═══ MATERIAL TO PROCESS
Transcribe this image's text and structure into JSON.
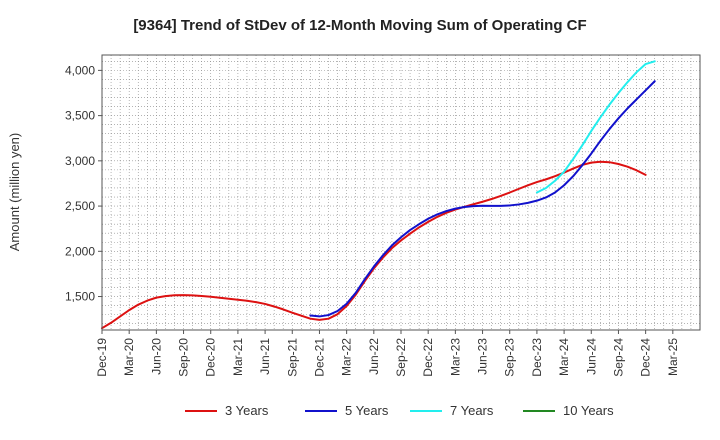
{
  "chart_data": {
    "type": "line",
    "title": "[9364]  Trend of StDev of 12-Month Moving Sum of Operating CF",
    "xlabel": "",
    "ylabel": "Amount (million yen)",
    "ylim": [
      1130,
      4170
    ],
    "yticks": [
      1500,
      2000,
      2500,
      3000,
      3500,
      4000
    ],
    "ytick_labels": [
      "1,500",
      "2,000",
      "2,500",
      "3,000",
      "3,500",
      "4,000"
    ],
    "xlim": [
      0,
      66
    ],
    "xtick_labels": [
      "Dec-19",
      "Mar-20",
      "Jun-20",
      "Sep-20",
      "Dec-20",
      "Mar-21",
      "Jun-21",
      "Sep-21",
      "Dec-21",
      "Mar-22",
      "Jun-22",
      "Sep-22",
      "Dec-22",
      "Mar-23",
      "Jun-23",
      "Sep-23",
      "Dec-23",
      "Mar-24",
      "Jun-24",
      "Sep-24",
      "Dec-24",
      "Mar-25"
    ],
    "grid": true,
    "legend_position": "bottom",
    "series": [
      {
        "name": "3 Years",
        "color": "#dd1111",
        "points": [
          [
            0,
            1150
          ],
          [
            1,
            1210
          ],
          [
            2,
            1280
          ],
          [
            3,
            1350
          ],
          [
            4,
            1410
          ],
          [
            5,
            1455
          ],
          [
            6,
            1488
          ],
          [
            7,
            1505
          ],
          [
            8,
            1514
          ],
          [
            9,
            1516
          ],
          [
            10,
            1513
          ],
          [
            11,
            1506
          ],
          [
            12,
            1497
          ],
          [
            13,
            1487
          ],
          [
            14,
            1476
          ],
          [
            15,
            1465
          ],
          [
            16,
            1453
          ],
          [
            17,
            1438
          ],
          [
            18,
            1418
          ],
          [
            19,
            1390
          ],
          [
            20,
            1358
          ],
          [
            21,
            1322
          ],
          [
            22,
            1288
          ],
          [
            23,
            1255
          ],
          [
            24,
            1242
          ],
          [
            25,
            1255
          ],
          [
            26,
            1305
          ],
          [
            27,
            1395
          ],
          [
            28,
            1520
          ],
          [
            29,
            1670
          ],
          [
            30,
            1810
          ],
          [
            31,
            1930
          ],
          [
            32,
            2035
          ],
          [
            33,
            2120
          ],
          [
            34,
            2195
          ],
          [
            35,
            2265
          ],
          [
            36,
            2325
          ],
          [
            37,
            2380
          ],
          [
            38,
            2425
          ],
          [
            39,
            2462
          ],
          [
            40,
            2492
          ],
          [
            41,
            2520
          ],
          [
            42,
            2548
          ],
          [
            43,
            2578
          ],
          [
            44,
            2612
          ],
          [
            45,
            2650
          ],
          [
            46,
            2690
          ],
          [
            47,
            2730
          ],
          [
            48,
            2765
          ],
          [
            49,
            2795
          ],
          [
            50,
            2830
          ],
          [
            51,
            2870
          ],
          [
            52,
            2915
          ],
          [
            53,
            2955
          ],
          [
            54,
            2980
          ],
          [
            55,
            2990
          ],
          [
            56,
            2985
          ],
          [
            57,
            2965
          ],
          [
            58,
            2935
          ],
          [
            59,
            2895
          ],
          [
            60,
            2845
          ]
        ]
      },
      {
        "name": "5 Years",
        "color": "#1111cc",
        "points": [
          [
            23,
            1290
          ],
          [
            24,
            1280
          ],
          [
            25,
            1295
          ],
          [
            26,
            1340
          ],
          [
            27,
            1420
          ],
          [
            28,
            1540
          ],
          [
            29,
            1690
          ],
          [
            30,
            1830
          ],
          [
            31,
            1955
          ],
          [
            32,
            2065
          ],
          [
            33,
            2155
          ],
          [
            34,
            2235
          ],
          [
            35,
            2300
          ],
          [
            36,
            2360
          ],
          [
            37,
            2408
          ],
          [
            38,
            2445
          ],
          [
            39,
            2472
          ],
          [
            40,
            2490
          ],
          [
            41,
            2500
          ],
          [
            42,
            2503
          ],
          [
            43,
            2502
          ],
          [
            44,
            2502
          ],
          [
            45,
            2507
          ],
          [
            46,
            2518
          ],
          [
            47,
            2535
          ],
          [
            48,
            2560
          ],
          [
            49,
            2595
          ],
          [
            50,
            2650
          ],
          [
            51,
            2730
          ],
          [
            52,
            2830
          ],
          [
            53,
            2950
          ],
          [
            54,
            3080
          ],
          [
            55,
            3220
          ],
          [
            56,
            3350
          ],
          [
            57,
            3470
          ],
          [
            58,
            3580
          ],
          [
            59,
            3680
          ],
          [
            60,
            3780
          ],
          [
            61,
            3880
          ]
        ]
      },
      {
        "name": "7 Years",
        "color": "#22eeee",
        "points": [
          [
            48,
            2650
          ],
          [
            49,
            2700
          ],
          [
            50,
            2780
          ],
          [
            51,
            2880
          ],
          [
            52,
            3020
          ],
          [
            53,
            3170
          ],
          [
            54,
            3330
          ],
          [
            55,
            3480
          ],
          [
            56,
            3620
          ],
          [
            57,
            3750
          ],
          [
            58,
            3870
          ],
          [
            59,
            3980
          ],
          [
            60,
            4070
          ],
          [
            61,
            4100
          ]
        ]
      },
      {
        "name": "10 Years",
        "color": "#228822",
        "points": []
      }
    ]
  }
}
══════
__TASK DETAILS__: Every record is to be reproduced exactly, with no pictures included.

__SOLUTION BELOW__:
Transcribe this image's text and structure into JSON.
{
  "chart_data": {
    "type": "line",
    "title": "[9364]  Trend of StDev of 12-Month Moving Sum of Operating CF",
    "xlabel": "",
    "ylabel": "Amount (million yen)",
    "ylim": [
      1130,
      4170
    ],
    "yticks": [
      1500,
      2000,
      2500,
      3000,
      3500,
      4000
    ],
    "ytick_labels": [
      "1,500",
      "2,000",
      "2,500",
      "3,000",
      "3,500",
      "4,000"
    ],
    "xlim": [
      0,
      66
    ],
    "xtick_labels": [
      "Dec-19",
      "Mar-20",
      "Jun-20",
      "Sep-20",
      "Dec-20",
      "Mar-21",
      "Jun-21",
      "Sep-21",
      "Dec-21",
      "Mar-22",
      "Jun-22",
      "Sep-22",
      "Dec-22",
      "Mar-23",
      "Jun-23",
      "Sep-23",
      "Dec-23",
      "Mar-24",
      "Jun-24",
      "Sep-24",
      "Dec-24",
      "Mar-25"
    ],
    "grid": true,
    "legend_position": "bottom",
    "series": [
      {
        "name": "3 Years",
        "color": "#dd1111",
        "points": [
          [
            0,
            1150
          ],
          [
            1,
            1210
          ],
          [
            2,
            1280
          ],
          [
            3,
            1350
          ],
          [
            4,
            1410
          ],
          [
            5,
            1455
          ],
          [
            6,
            1488
          ],
          [
            7,
            1505
          ],
          [
            8,
            1514
          ],
          [
            9,
            1516
          ],
          [
            10,
            1513
          ],
          [
            11,
            1506
          ],
          [
            12,
            1497
          ],
          [
            13,
            1487
          ],
          [
            14,
            1476
          ],
          [
            15,
            1465
          ],
          [
            16,
            1453
          ],
          [
            17,
            1438
          ],
          [
            18,
            1418
          ],
          [
            19,
            1390
          ],
          [
            20,
            1358
          ],
          [
            21,
            1322
          ],
          [
            22,
            1288
          ],
          [
            23,
            1255
          ],
          [
            24,
            1242
          ],
          [
            25,
            1255
          ],
          [
            26,
            1305
          ],
          [
            27,
            1395
          ],
          [
            28,
            1520
          ],
          [
            29,
            1670
          ],
          [
            30,
            1810
          ],
          [
            31,
            1930
          ],
          [
            32,
            2035
          ],
          [
            33,
            2120
          ],
          [
            34,
            2195
          ],
          [
            35,
            2265
          ],
          [
            36,
            2325
          ],
          [
            37,
            2380
          ],
          [
            38,
            2425
          ],
          [
            39,
            2462
          ],
          [
            40,
            2492
          ],
          [
            41,
            2520
          ],
          [
            42,
            2548
          ],
          [
            43,
            2578
          ],
          [
            44,
            2612
          ],
          [
            45,
            2650
          ],
          [
            46,
            2690
          ],
          [
            47,
            2730
          ],
          [
            48,
            2765
          ],
          [
            49,
            2795
          ],
          [
            50,
            2830
          ],
          [
            51,
            2870
          ],
          [
            52,
            2915
          ],
          [
            53,
            2955
          ],
          [
            54,
            2980
          ],
          [
            55,
            2990
          ],
          [
            56,
            2985
          ],
          [
            57,
            2965
          ],
          [
            58,
            2935
          ],
          [
            59,
            2895
          ],
          [
            60,
            2845
          ]
        ]
      },
      {
        "name": "5 Years",
        "color": "#1111cc",
        "points": [
          [
            23,
            1290
          ],
          [
            24,
            1280
          ],
          [
            25,
            1295
          ],
          [
            26,
            1340
          ],
          [
            27,
            1420
          ],
          [
            28,
            1540
          ],
          [
            29,
            1690
          ],
          [
            30,
            1830
          ],
          [
            31,
            1955
          ],
          [
            32,
            2065
          ],
          [
            33,
            2155
          ],
          [
            34,
            2235
          ],
          [
            35,
            2300
          ],
          [
            36,
            2360
          ],
          [
            37,
            2408
          ],
          [
            38,
            2445
          ],
          [
            39,
            2472
          ],
          [
            40,
            2490
          ],
          [
            41,
            2500
          ],
          [
            42,
            2503
          ],
          [
            43,
            2502
          ],
          [
            44,
            2502
          ],
          [
            45,
            2507
          ],
          [
            46,
            2518
          ],
          [
            47,
            2535
          ],
          [
            48,
            2560
          ],
          [
            49,
            2595
          ],
          [
            50,
            2650
          ],
          [
            51,
            2730
          ],
          [
            52,
            2830
          ],
          [
            53,
            2950
          ],
          [
            54,
            3080
          ],
          [
            55,
            3220
          ],
          [
            56,
            3350
          ],
          [
            57,
            3470
          ],
          [
            58,
            3580
          ],
          [
            59,
            3680
          ],
          [
            60,
            3780
          ],
          [
            61,
            3880
          ]
        ]
      },
      {
        "name": "7 Years",
        "color": "#22eeee",
        "points": [
          [
            48,
            2650
          ],
          [
            49,
            2700
          ],
          [
            50,
            2780
          ],
          [
            51,
            2880
          ],
          [
            52,
            3020
          ],
          [
            53,
            3170
          ],
          [
            54,
            3330
          ],
          [
            55,
            3480
          ],
          [
            56,
            3620
          ],
          [
            57,
            3750
          ],
          [
            58,
            3870
          ],
          [
            59,
            3980
          ],
          [
            60,
            4070
          ],
          [
            61,
            4100
          ]
        ]
      },
      {
        "name": "10 Years",
        "color": "#228822",
        "points": []
      }
    ]
  }
}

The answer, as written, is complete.